* [SET TASK] Reproduce these lines with "Percent of Women" swapped for "Share of Women" and nothing else changed. Omit the pictures from your answer.

* [MATERIAL SUPPLIED]
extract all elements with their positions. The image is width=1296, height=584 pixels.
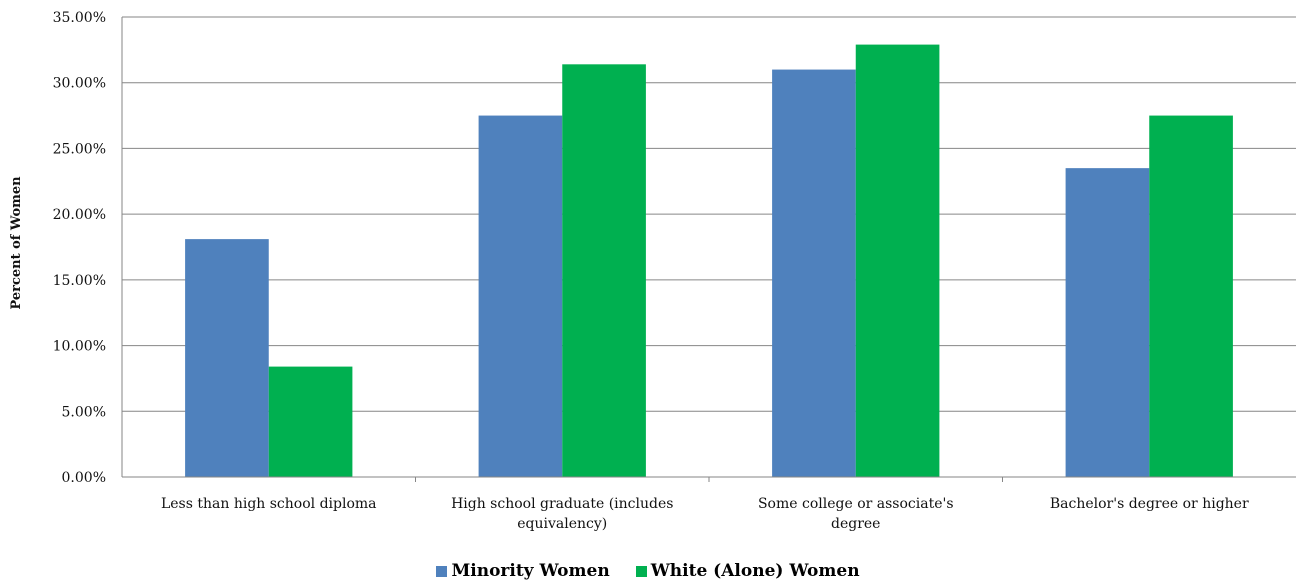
y-tick-label: 0.00%	[62, 470, 106, 486]
legend-swatch-series-1	[436, 565, 448, 577]
bar-minority-women	[1065, 168, 1150, 477]
bar-white-women	[1149, 115, 1233, 478]
y-tick-label: 35.00%	[53, 10, 106, 26]
legend-item-series-2: White (Alone) Women	[635, 561, 860, 581]
x-category-label: Some college or associate's	[758, 496, 954, 512]
y-tick-label: 10.00%	[53, 339, 106, 355]
bar-white-women	[562, 64, 646, 478]
bar-minority-women	[478, 115, 563, 478]
bar-chart: 0.00% 5.00% 10.00% 15.00% 20.00% 25.00% 30.00%…	[9, 10, 1296, 532]
y-tick-label: 25.00%	[53, 141, 106, 157]
y-tick-label: 30.00%	[53, 76, 106, 92]
bar-white-women	[855, 44, 940, 477]
y-tick-label: 20.00%	[53, 207, 106, 223]
bar-white-women	[268, 366, 353, 477]
bar-minority-women	[772, 69, 856, 478]
x-category-label: degree	[831, 516, 880, 532]
axes	[121, 17, 1296, 482]
bar-minority-women	[185, 239, 269, 477]
x-category-label: Less than high school diploma	[161, 496, 377, 512]
legend-label-series-1: Minority Women	[451, 561, 610, 581]
y-axis-title: Percent of Women	[9, 176, 24, 310]
x-category-label: High school graduate (includes	[451, 496, 673, 512]
y-tick-label: 15.00%	[53, 273, 106, 289]
x-category-label: Bachelor's degree or higher	[1050, 496, 1249, 512]
legend-item-series-1: Minority Women	[436, 561, 610, 581]
x-category-label: equivalency)	[517, 516, 607, 532]
y-tick-label: 5.00%	[62, 404, 106, 420]
legend: Minority Women White (Alone) Women	[0, 558, 1296, 584]
legend-label-series-2: White (Alone) Women	[650, 561, 860, 581]
bars	[185, 44, 1233, 478]
x-axis-category-labels: Less than high school diploma High school…	[161, 496, 1249, 532]
y-axis-tick-labels: 0.00% 5.00% 10.00% 15.00% 20.00% 25.00% 30.00%…	[53, 10, 106, 486]
legend-swatch-series-2	[635, 565, 647, 577]
gridlines	[122, 16, 1296, 412]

* [SOLUTION]
extract all elements with their positions. The image is width=1296, height=584 pixels.
y-tick-label: 0.00%	[62, 470, 106, 486]
legend-swatch-series-1	[436, 565, 448, 577]
bar-minority-women	[1065, 168, 1150, 477]
bar-white-women	[1149, 115, 1233, 478]
y-tick-label: 35.00%	[53, 10, 106, 26]
legend-item-series-2: White (Alone) Women	[635, 561, 860, 581]
x-category-label: Some college or associate's	[758, 496, 954, 512]
y-tick-label: 10.00%	[53, 339, 106, 355]
bar-white-women	[562, 64, 646, 478]
bar-minority-women	[478, 115, 563, 478]
bar-chart: 0.00% 5.00% 10.00% 15.00% 20.00% 25.00% 30.00%…	[9, 10, 1296, 532]
y-tick-label: 25.00%	[53, 141, 106, 157]
y-tick-label: 30.00%	[53, 76, 106, 92]
bar-white-women	[855, 44, 940, 477]
y-tick-label: 20.00%	[53, 207, 106, 223]
bar-white-women	[268, 366, 353, 477]
bar-minority-women	[772, 69, 856, 478]
x-category-label: degree	[831, 516, 880, 532]
axes	[121, 17, 1296, 482]
bar-minority-women	[185, 239, 269, 477]
x-category-label: Less than high school diploma	[161, 496, 377, 512]
legend-label-series-1: Minority Women	[451, 561, 610, 581]
y-axis-title: Share of Women	[9, 176, 24, 310]
x-category-label: High school graduate (includes	[451, 496, 673, 512]
y-tick-label: 15.00%	[53, 273, 106, 289]
x-category-label: Bachelor's degree or higher	[1050, 496, 1249, 512]
legend-item-series-1: Minority Women	[436, 561, 610, 581]
x-category-label: equivalency)	[517, 516, 607, 532]
y-tick-label: 5.00%	[62, 404, 106, 420]
legend: Minority Women White (Alone) Women	[0, 558, 1296, 584]
legend-label-series-2: White (Alone) Women	[650, 561, 860, 581]
bars	[185, 44, 1233, 478]
x-axis-category-labels: Less than high school diploma High school…	[161, 496, 1249, 532]
y-axis-tick-labels: 0.00% 5.00% 10.00% 15.00% 20.00% 25.00% 30.00%…	[53, 10, 106, 486]
legend-swatch-series-2	[635, 565, 647, 577]
gridlines	[122, 16, 1296, 412]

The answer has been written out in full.